• _WRITTEN REQUEST_:
Check each line of the material below, and copy it if it holds the string "structured".

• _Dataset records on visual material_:

--- Begin ---

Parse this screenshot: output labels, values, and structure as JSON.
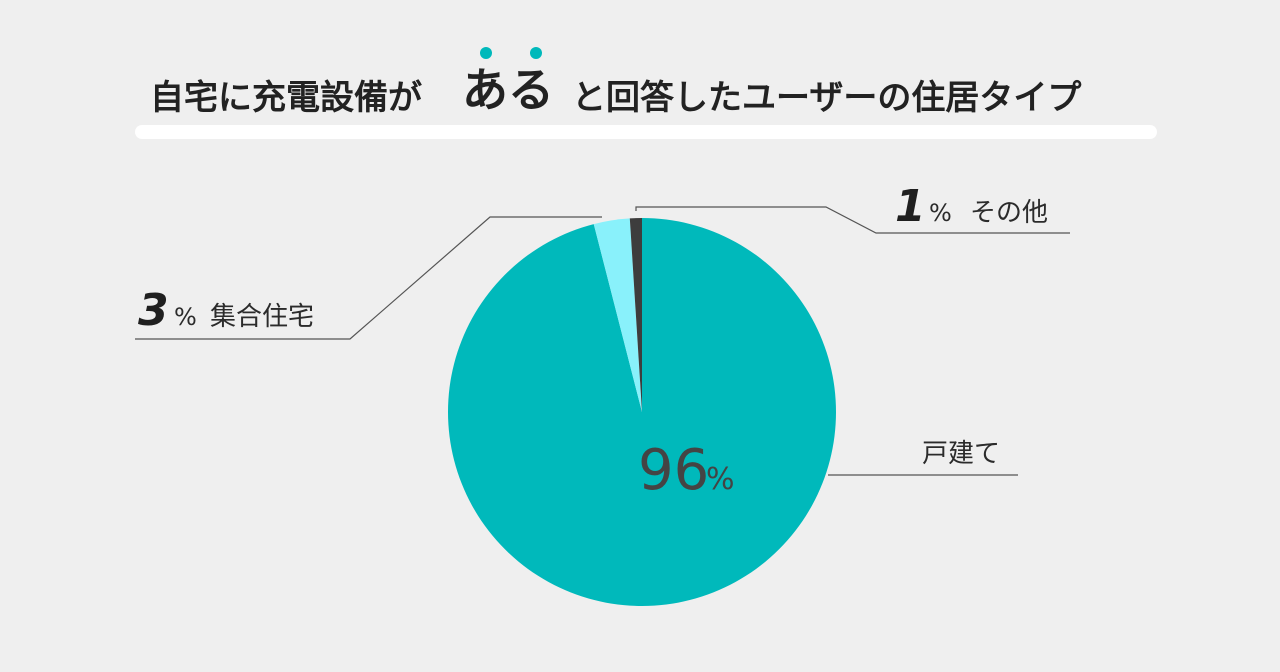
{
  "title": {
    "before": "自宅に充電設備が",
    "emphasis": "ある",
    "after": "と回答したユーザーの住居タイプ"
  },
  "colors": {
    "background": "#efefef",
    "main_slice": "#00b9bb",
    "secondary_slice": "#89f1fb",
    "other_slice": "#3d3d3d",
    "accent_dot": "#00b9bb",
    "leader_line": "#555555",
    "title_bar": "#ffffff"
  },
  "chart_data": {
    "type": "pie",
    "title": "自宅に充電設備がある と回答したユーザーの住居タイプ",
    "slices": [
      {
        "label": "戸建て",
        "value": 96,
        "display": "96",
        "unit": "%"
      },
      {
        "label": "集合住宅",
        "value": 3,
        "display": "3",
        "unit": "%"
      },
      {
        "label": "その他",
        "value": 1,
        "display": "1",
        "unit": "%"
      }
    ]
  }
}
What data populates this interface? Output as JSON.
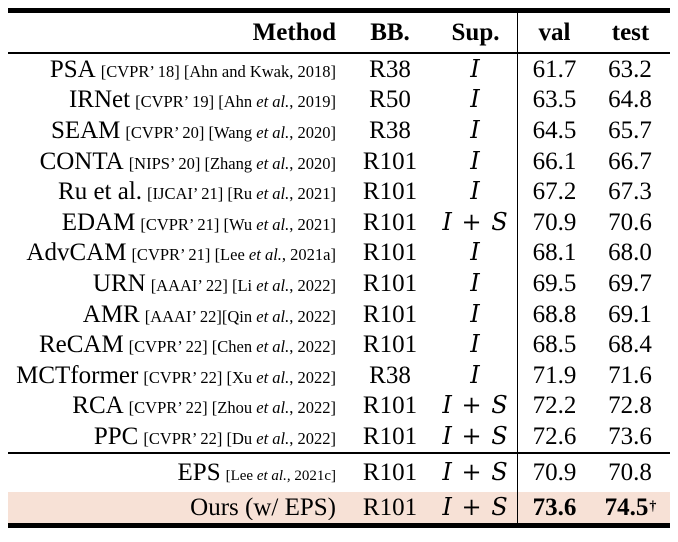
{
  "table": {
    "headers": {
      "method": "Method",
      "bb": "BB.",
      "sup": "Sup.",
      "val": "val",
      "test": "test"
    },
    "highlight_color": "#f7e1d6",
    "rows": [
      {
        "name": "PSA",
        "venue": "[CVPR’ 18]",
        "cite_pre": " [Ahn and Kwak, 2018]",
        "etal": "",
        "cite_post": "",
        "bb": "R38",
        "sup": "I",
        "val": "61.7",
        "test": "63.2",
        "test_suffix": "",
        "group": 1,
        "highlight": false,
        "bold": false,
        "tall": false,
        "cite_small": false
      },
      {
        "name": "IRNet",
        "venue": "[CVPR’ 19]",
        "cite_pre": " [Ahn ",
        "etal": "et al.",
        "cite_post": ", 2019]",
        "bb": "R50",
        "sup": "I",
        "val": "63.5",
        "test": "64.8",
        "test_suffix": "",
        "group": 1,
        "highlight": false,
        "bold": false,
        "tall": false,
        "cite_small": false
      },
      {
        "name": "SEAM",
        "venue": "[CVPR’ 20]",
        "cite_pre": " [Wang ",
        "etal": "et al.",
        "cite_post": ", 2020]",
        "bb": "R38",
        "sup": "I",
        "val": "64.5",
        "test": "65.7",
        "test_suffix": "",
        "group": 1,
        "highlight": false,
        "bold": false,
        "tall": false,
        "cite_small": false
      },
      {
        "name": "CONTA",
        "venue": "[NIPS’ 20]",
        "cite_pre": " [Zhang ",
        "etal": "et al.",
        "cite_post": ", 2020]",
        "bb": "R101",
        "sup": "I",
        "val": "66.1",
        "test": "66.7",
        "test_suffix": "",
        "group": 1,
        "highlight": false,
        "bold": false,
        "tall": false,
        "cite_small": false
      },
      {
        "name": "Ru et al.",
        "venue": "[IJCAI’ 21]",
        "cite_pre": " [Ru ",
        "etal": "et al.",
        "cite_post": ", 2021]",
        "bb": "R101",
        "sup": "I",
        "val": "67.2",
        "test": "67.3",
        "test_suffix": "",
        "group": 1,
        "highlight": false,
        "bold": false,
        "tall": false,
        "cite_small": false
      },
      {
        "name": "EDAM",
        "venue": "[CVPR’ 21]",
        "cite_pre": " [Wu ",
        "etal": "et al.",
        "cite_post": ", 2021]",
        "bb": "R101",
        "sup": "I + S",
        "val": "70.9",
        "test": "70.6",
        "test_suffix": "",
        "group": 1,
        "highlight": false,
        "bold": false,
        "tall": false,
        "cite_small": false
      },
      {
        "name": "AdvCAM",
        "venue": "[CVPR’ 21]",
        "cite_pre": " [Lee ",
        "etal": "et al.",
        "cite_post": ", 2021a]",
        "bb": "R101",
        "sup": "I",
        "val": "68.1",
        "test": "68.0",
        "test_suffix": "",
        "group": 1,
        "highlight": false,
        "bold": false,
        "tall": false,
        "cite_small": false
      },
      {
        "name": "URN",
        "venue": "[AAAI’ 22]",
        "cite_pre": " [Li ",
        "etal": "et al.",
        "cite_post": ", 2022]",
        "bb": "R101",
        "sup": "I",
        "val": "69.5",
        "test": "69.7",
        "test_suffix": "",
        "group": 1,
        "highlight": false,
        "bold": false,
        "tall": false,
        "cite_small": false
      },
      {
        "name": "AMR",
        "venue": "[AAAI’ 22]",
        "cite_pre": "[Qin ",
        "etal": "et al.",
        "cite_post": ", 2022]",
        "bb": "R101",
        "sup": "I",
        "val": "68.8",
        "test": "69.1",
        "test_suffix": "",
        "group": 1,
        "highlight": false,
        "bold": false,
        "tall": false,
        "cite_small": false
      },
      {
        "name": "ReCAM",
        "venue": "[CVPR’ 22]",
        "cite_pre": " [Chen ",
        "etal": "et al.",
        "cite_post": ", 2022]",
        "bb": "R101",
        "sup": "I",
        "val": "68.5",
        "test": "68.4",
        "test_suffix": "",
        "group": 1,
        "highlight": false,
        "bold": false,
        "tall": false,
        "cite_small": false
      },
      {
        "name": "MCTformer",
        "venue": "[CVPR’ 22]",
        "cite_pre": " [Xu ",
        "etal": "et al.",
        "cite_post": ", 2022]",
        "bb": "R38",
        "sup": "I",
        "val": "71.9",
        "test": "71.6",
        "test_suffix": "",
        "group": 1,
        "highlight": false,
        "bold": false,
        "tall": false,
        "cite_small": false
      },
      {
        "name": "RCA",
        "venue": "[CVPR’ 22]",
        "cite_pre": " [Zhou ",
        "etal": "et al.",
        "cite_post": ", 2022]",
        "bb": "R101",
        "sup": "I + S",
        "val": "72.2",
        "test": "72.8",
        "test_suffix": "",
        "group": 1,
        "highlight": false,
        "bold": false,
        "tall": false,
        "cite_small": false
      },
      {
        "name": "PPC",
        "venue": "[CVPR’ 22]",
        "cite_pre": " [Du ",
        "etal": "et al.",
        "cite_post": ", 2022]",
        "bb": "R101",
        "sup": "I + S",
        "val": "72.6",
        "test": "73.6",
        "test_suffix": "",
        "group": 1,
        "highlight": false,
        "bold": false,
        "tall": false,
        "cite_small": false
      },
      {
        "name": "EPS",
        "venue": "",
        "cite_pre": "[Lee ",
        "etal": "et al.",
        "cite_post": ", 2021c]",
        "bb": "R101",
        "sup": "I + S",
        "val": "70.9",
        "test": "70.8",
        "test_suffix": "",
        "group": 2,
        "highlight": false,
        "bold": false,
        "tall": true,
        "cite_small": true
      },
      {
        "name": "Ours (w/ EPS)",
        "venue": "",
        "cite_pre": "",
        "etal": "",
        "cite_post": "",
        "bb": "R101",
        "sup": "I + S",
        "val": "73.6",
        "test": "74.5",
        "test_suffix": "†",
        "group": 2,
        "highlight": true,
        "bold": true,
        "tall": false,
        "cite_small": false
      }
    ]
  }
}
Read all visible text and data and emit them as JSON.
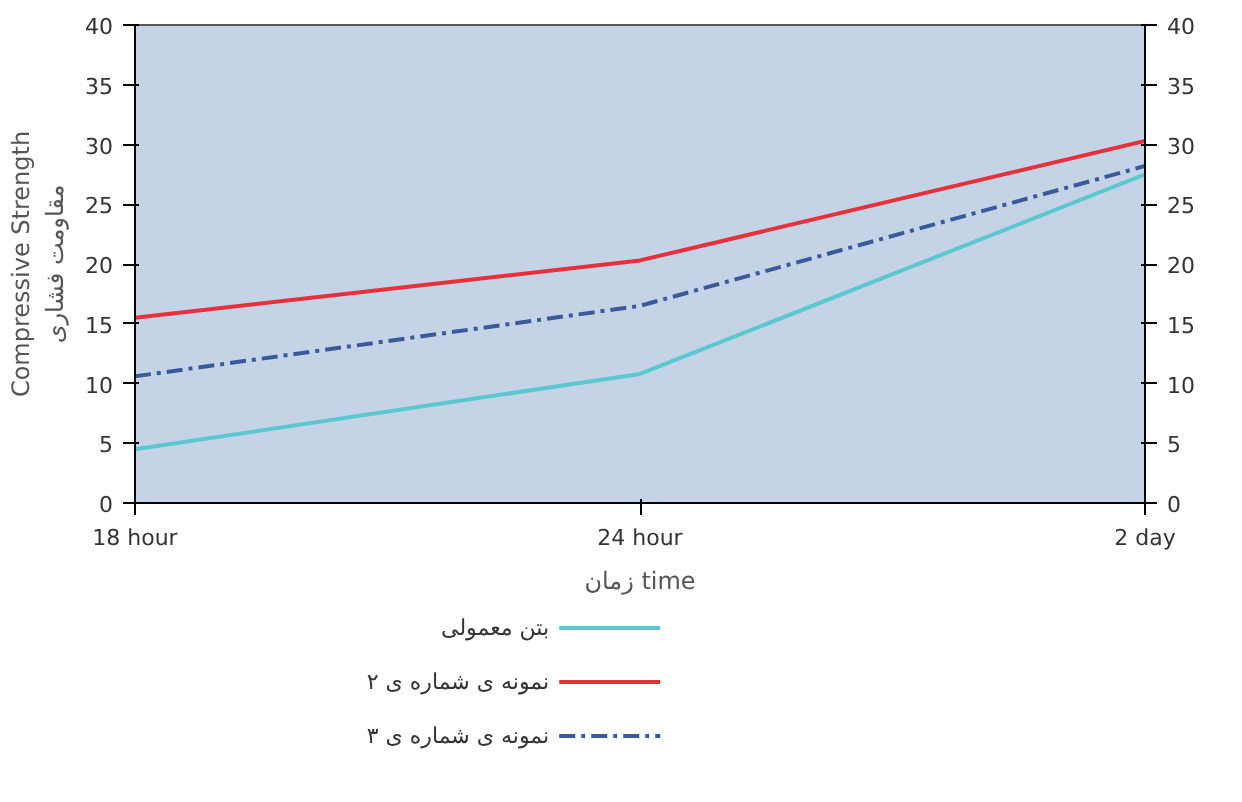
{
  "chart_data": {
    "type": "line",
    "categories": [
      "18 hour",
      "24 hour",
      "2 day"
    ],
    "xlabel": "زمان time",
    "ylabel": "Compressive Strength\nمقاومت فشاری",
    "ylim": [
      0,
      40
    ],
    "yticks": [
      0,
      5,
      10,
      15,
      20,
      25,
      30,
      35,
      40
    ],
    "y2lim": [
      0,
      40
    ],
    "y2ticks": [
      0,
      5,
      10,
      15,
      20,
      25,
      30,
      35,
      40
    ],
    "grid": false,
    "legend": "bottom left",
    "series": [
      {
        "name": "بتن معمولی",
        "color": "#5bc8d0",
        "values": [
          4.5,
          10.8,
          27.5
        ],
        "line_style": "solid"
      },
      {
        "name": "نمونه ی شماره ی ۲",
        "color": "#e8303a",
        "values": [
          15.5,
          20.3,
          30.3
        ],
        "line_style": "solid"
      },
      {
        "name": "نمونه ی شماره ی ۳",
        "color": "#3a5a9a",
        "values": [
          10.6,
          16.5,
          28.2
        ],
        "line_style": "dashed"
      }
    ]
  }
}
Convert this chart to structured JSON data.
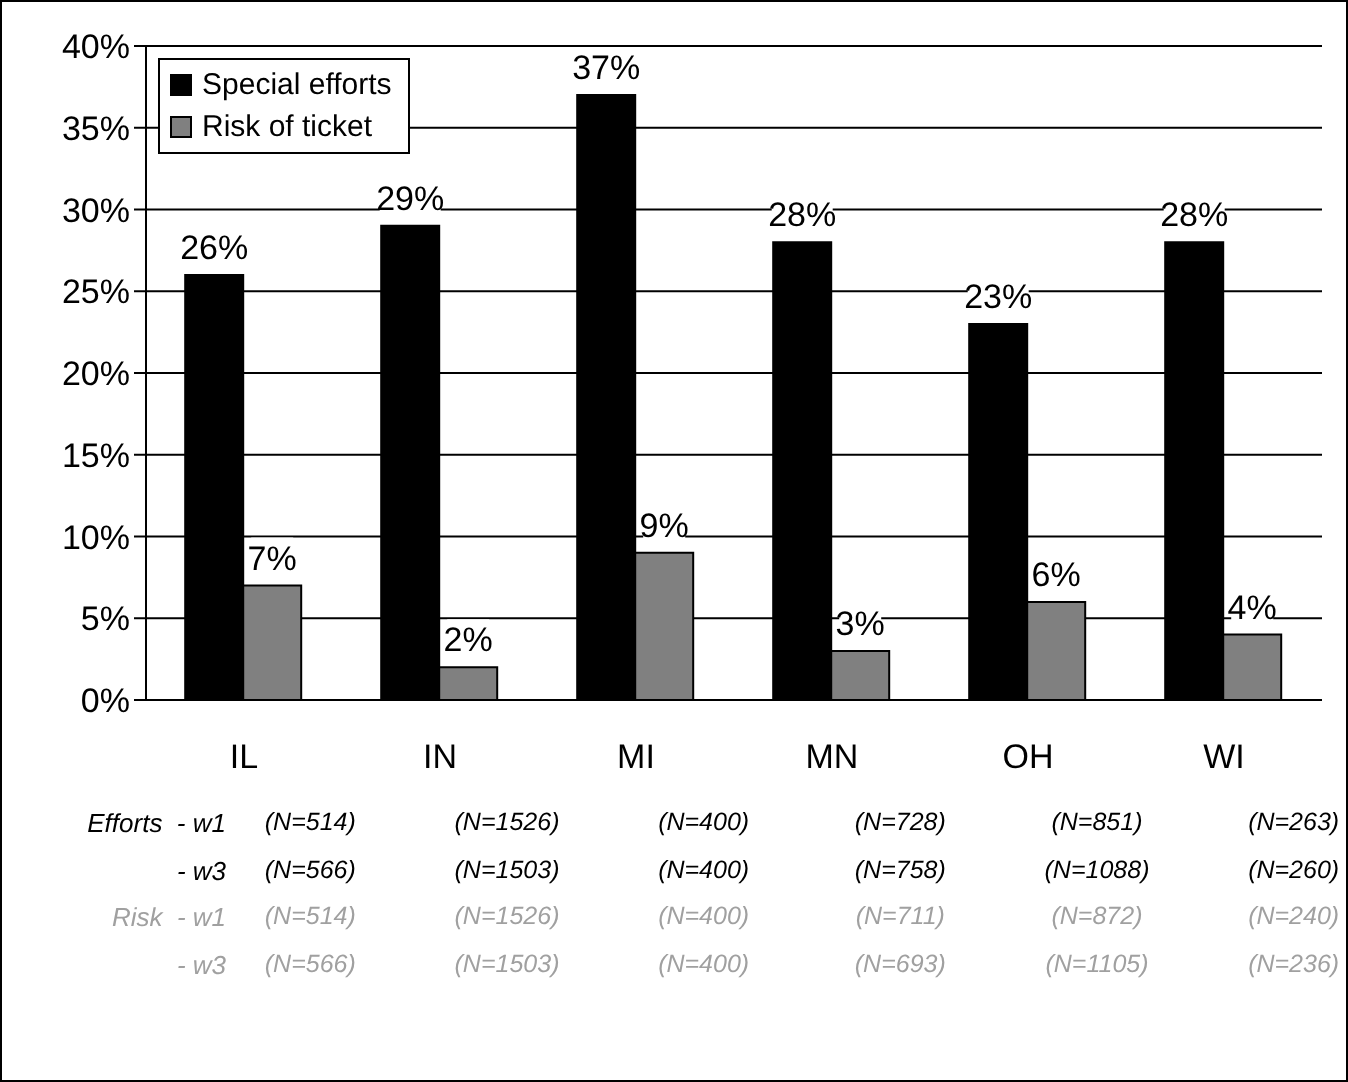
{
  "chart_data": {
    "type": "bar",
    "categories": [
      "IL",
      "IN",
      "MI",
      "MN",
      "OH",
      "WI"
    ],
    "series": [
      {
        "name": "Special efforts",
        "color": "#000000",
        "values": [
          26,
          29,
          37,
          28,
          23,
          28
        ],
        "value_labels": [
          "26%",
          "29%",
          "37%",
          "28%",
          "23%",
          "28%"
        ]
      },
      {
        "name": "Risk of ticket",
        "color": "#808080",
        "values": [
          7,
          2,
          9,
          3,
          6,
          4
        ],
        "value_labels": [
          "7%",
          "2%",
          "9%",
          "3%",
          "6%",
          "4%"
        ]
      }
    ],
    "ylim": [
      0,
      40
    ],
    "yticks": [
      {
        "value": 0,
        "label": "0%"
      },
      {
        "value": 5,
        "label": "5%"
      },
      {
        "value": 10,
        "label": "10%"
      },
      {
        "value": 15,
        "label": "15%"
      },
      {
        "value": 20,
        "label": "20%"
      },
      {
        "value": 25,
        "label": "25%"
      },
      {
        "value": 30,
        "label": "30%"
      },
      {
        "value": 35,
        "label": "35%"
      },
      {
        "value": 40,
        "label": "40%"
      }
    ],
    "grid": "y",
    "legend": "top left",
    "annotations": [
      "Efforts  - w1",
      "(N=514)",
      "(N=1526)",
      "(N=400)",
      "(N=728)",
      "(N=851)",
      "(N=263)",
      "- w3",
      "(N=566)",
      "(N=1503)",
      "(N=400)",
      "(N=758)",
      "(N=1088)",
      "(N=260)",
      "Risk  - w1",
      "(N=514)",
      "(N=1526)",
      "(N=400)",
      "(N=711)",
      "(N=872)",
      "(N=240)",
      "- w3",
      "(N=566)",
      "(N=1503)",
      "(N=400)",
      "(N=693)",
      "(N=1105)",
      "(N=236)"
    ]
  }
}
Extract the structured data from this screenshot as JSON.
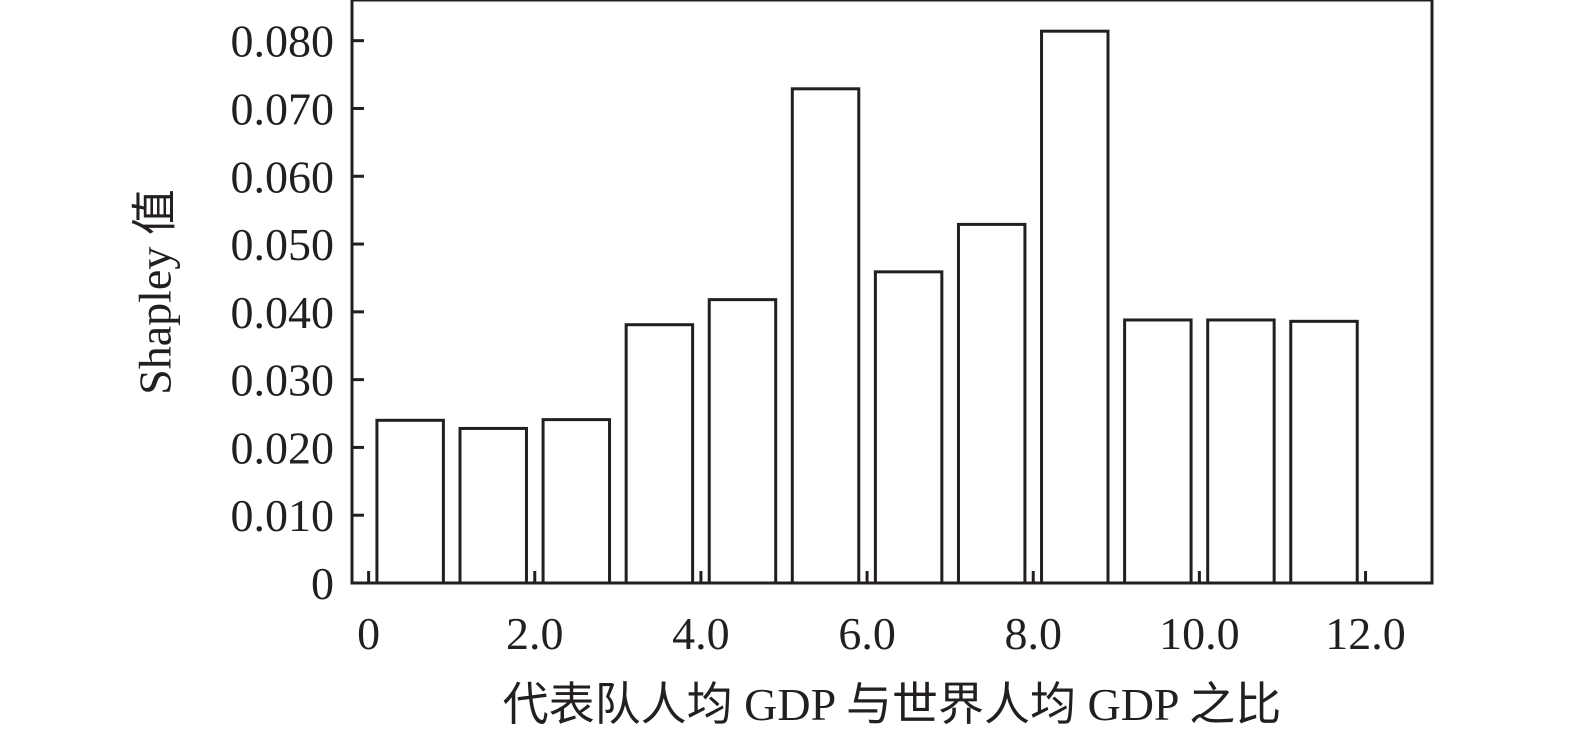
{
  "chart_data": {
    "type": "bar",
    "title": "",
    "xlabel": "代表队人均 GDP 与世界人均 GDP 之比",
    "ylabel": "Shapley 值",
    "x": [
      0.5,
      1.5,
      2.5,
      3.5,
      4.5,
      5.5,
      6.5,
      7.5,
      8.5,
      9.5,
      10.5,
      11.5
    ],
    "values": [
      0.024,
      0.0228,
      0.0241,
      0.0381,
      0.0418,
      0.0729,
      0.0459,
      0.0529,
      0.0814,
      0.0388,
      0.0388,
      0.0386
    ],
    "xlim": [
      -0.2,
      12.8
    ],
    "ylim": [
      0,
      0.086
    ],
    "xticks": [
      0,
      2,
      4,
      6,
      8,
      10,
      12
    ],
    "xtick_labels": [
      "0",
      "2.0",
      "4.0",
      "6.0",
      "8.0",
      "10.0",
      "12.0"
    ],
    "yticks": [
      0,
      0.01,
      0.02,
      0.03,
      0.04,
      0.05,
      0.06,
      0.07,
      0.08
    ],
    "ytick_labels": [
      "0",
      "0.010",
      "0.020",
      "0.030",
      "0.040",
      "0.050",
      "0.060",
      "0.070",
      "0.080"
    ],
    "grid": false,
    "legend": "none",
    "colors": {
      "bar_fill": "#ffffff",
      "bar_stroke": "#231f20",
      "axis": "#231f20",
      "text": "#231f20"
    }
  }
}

--- End ---

• _ANSWER BELOW_:
Convert this chart to structured JSON data.
Extract the structured data from this screenshot as JSON.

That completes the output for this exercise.